Written task: Every record should be copied exactly, except that pictures are to be omitted.

Extracted entries:
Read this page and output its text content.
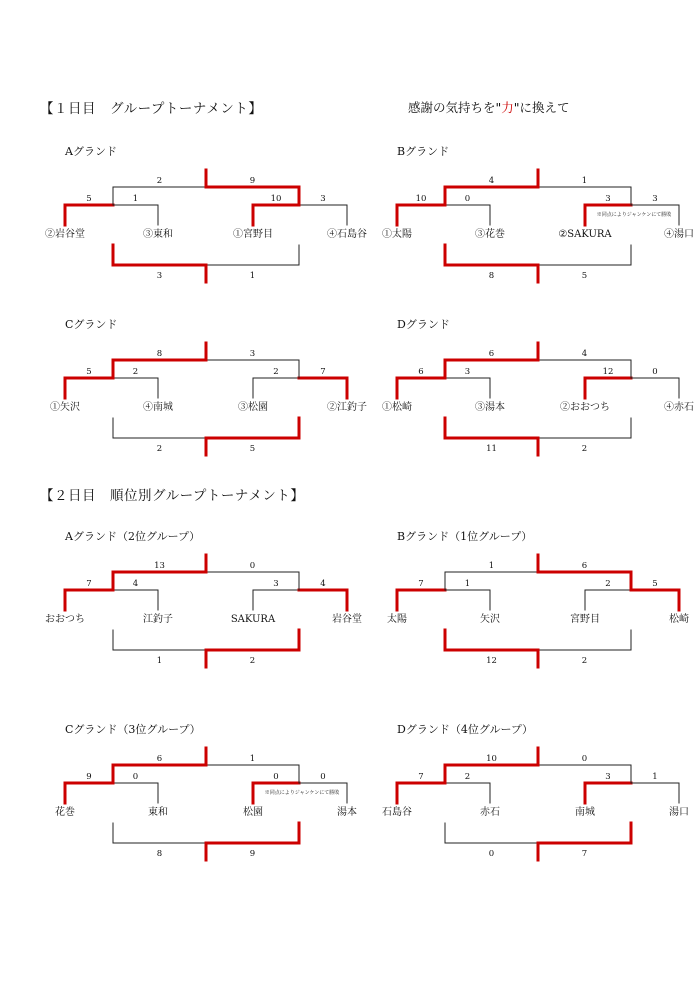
【１日目　グループトーナメント】	感謝の気持ちを"力"に換えて
【２日目　順位別グループトーナメント】
Aグランド
5	1	10	3
2	9
3	1
②岩谷堂	③東和	①宮野目	④石島谷
Bグランド
10	0	3	3
4	1
8	5
①太陽	③花巻	②SAKURA	④湯口
※同点によりジャンケンにて勝敗
Cグランド
5	2	2	7
8	3
2	5
①矢沢	④南城	③松園	②江釣子
Dグランド
6	3	12	0
6	4
11	2
①松崎	③湯本	②おおつち	④赤石
Aグランド（2位グループ）
7	4	3	4
13	0
1	2
おおつち	江釣子	SAKURA	岩谷堂
Bグランド（1位グループ）
7	1	2	5
1	6
12	2
太陽	矢沢	宮野目	松崎
Cグランド（3位グループ）
9	0	0	0
6	1
8	9
花巻	東和	松園	湯本
※同点によりジャンケンにて勝敗
Dグランド（4位グループ）
7	2	3	1
10	0
0	7
石島谷	赤石	南城	湯口
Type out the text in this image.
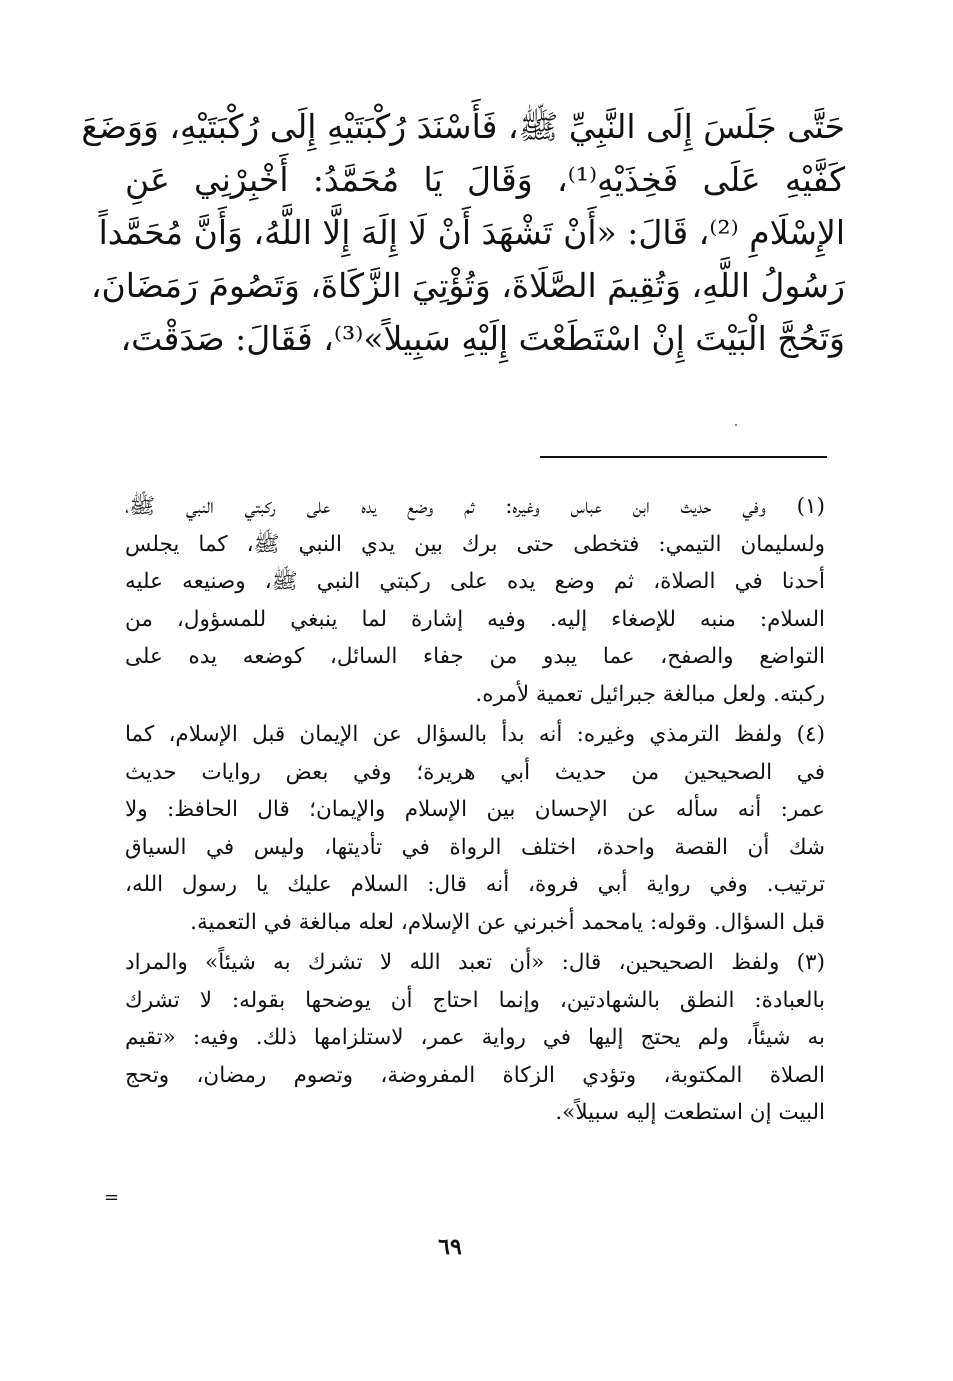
حَتَّى جَلَسَ إِلَى النَّبِيِّ ﷺ، فَأَسْنَدَ رُكْبَتَيْهِ إِلَى رُكْبَتَيْهِ، وَوَضَعَ
كَفَّيْهِ عَلَى فَخِذَيْهِ⁽¹⁾، وَقَالَ يَا مُحَمَّدُ: أَخْبِرْنِي عَنِ
الإِسْلَامِ ⁽²⁾، قَالَ: «أَنْ تَشْهَدَ أَنْ لَا إِلَهَ إِلَّا اللَّهُ، وَأَنَّ مُحَمَّداً
رَسُولُ اللَّهِ، وَتُقِيمَ الصَّلَاةَ، وَتُؤْتِيَ الزَّكَاةَ، وَتَصُومَ رَمَضَانَ،
وَتَحُجَّ الْبَيْتَ إِنْ اسْتَطَعْتَ إِلَيْهِ سَبِيلاً»⁽³⁾، فَقَالَ: صَدَقْتَ،
(١) وفي حديث ابن عباس وغيره: ثم وضع يده على ركبتي النبي ﷺ،
ولسليمان التيمي: فتخطى حتى برك بين يدي النبي ﷺ، كما يجلس
أحدنا في الصلاة، ثم وضع يده على ركبتي النبي ﷺ، وصنيعه عليه
السلام: منبه للإصغاء إليه. وفيه إشارة لما ينبغي للمسؤول، من
التواضع والصفح، عما يبدو من جفاء السائل، كوضعه يده على
ركبته. ولعل مبالغة جبرائيل تعمية لأمره.
(٤) ولفظ الترمذي وغيره: أنه بدأ بالسؤال عن الإيمان قبل الإسلام، كما
في الصحيحين من حديث أبي هريرة؛ وفي بعض روايات حديث
عمر: أنه سأله عن الإحسان بين الإسلام والإيمان؛ قال الحافظ: ولا
شك أن القصة واحدة، اختلف الرواة في تأديتها، وليس في السياق
ترتيب. وفي رواية أبي فروة، أنه قال: السلام عليك يا رسول الله،
قبل السؤال. وقوله: يامحمد أخبرني عن الإسلام، لعله مبالغة في التعمية.
(٣) ولفظ الصحيحين، قال: «أن تعبد الله لا تشرك به شيئاً» والمراد
بالعبادة: النطق بالشهادتين، وإنما احتاج أن يوضحها بقوله: لا تشرك
به شيئاً، ولم يحتج إليها في رواية عمر، لاستلزامها ذلك. وفيه: «تقيم
الصلاة المكتوبة، وتؤدي الزكاة المفروضة، وتصوم رمضان، وتحج
البيت إن استطعت إليه سبيلاً».
=
٦٩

Solution:
Read this page and output its text content.
【１日目　グループトーナメント】	感謝の気持ちを"力"に換えて
【２日目　順位別グループトーナメント】
Aグランド
5	1	10	3
2	9
3	1
②岩谷堂	③東和	①宮野目	④石島谷
Bグランド
10	0	3	3
4	1
8	5
①太陽	③花巻	②SAKURA	④湯口
※同点によりジャンケンにて勝敗
Cグランド
5	2	2	7
8	3
2	5
①矢沢	④南城	③松園	②江釣子
Dグランド
6	3	12	0
6	4
11	2
①松崎	③湯本	②おおつち	④赤石
Aグランド（2位グループ）
7	4	3	4
13	0
1	2
おおつち	江釣子	SAKURA	岩谷堂
Bグランド（1位グループ）
7	1	2	5
1	6
12	2
太陽	矢沢	宮野目	松崎
Cグランド（3位グループ）
9	0	0	0
6	1
8	9
花巻	東和	松園	湯本
※同点によりジャンケンにて勝敗
Dグランド（4位グループ）
7	2	3	1
10	0
0	7
石島谷	赤石	南城	湯口
Type out the text in this image.
حَتَّى جَلَسَ إِلَى النَّبِيِّ ﷺ، فَأَسْنَدَ رُكْبَتَيْهِ إِلَى رُكْبَتَيْهِ، وَوَضَعَ
كَفَّيْهِ عَلَى فَخِذَيْهِ⁽¹⁾، وَقَالَ يَا مُحَمَّدُ: أَخْبِرْنِي عَنِ
الإِسْلَامِ ⁽²⁾، قَالَ: «أَنْ تَشْهَدَ أَنْ لَا إِلَهَ إِلَّا اللَّهُ، وَأَنَّ مُحَمَّداً
رَسُولُ اللَّهِ، وَتُقِيمَ الصَّلَاةَ، وَتُؤْتِيَ الزَّكَاةَ، وَتَصُومَ رَمَضَانَ،
وَتَحُجَّ الْبَيْتَ إِنْ اسْتَطَعْتَ إِلَيْهِ سَبِيلاً»⁽³⁾، فَقَالَ: صَدَقْتَ،
(١) وفي حديث ابن عباس وغيره: ثم وضع يده على ركبتي النبي ﷺ،
ولسليمان التيمي: فتخطى حتى برك بين يدي النبي ﷺ، كما يجلس
أحدنا في الصلاة، ثم وضع يده على ركبتي النبي ﷺ، وصنيعه عليه
السلام: منبه للإصغاء إليه. وفيه إشارة لما ينبغي للمسؤول، من
التواضع والصفح، عما يبدو من جفاء السائل، كوضعه يده على
ركبته. ولعل مبالغة جبرائيل تعمية لأمره.
(٤) ولفظ الترمذي وغيره: أنه بدأ بالسؤال عن الإيمان قبل الإسلام، كما
في الصحيحين من حديث أبي هريرة؛ وفي بعض روايات حديث
عمر: أنه سأله عن الإحسان بين الإسلام والإيمان؛ قال الحافظ: ولا
شك أن القصة واحدة، اختلف الرواة في تأديتها، وليس في السياق
ترتيب. وفي رواية أبي فروة، أنه قال: السلام عليك يا رسول الله،
قبل السؤال. وقوله: يامحمد أخبرني عن الإسلام، لعله مبالغة في التعمية.
(٣) ولفظ الصحيحين، قال: «أن تعبد الله لا تشرك به شيئاً» والمراد
بالعبادة: النطق بالشهادتين، وإنما احتاج أن يوضحها بقوله: لا تشرك
به شيئاً، ولم يحتج إليها في رواية عمر، لاستلزامها ذلك. وفيه: «تقيم
الصلاة المكتوبة، وتؤدي الزكاة المفروضة، وتصوم رمضان، وتحج
البيت إن استطعت إليه سبيلاً».
=
٦٩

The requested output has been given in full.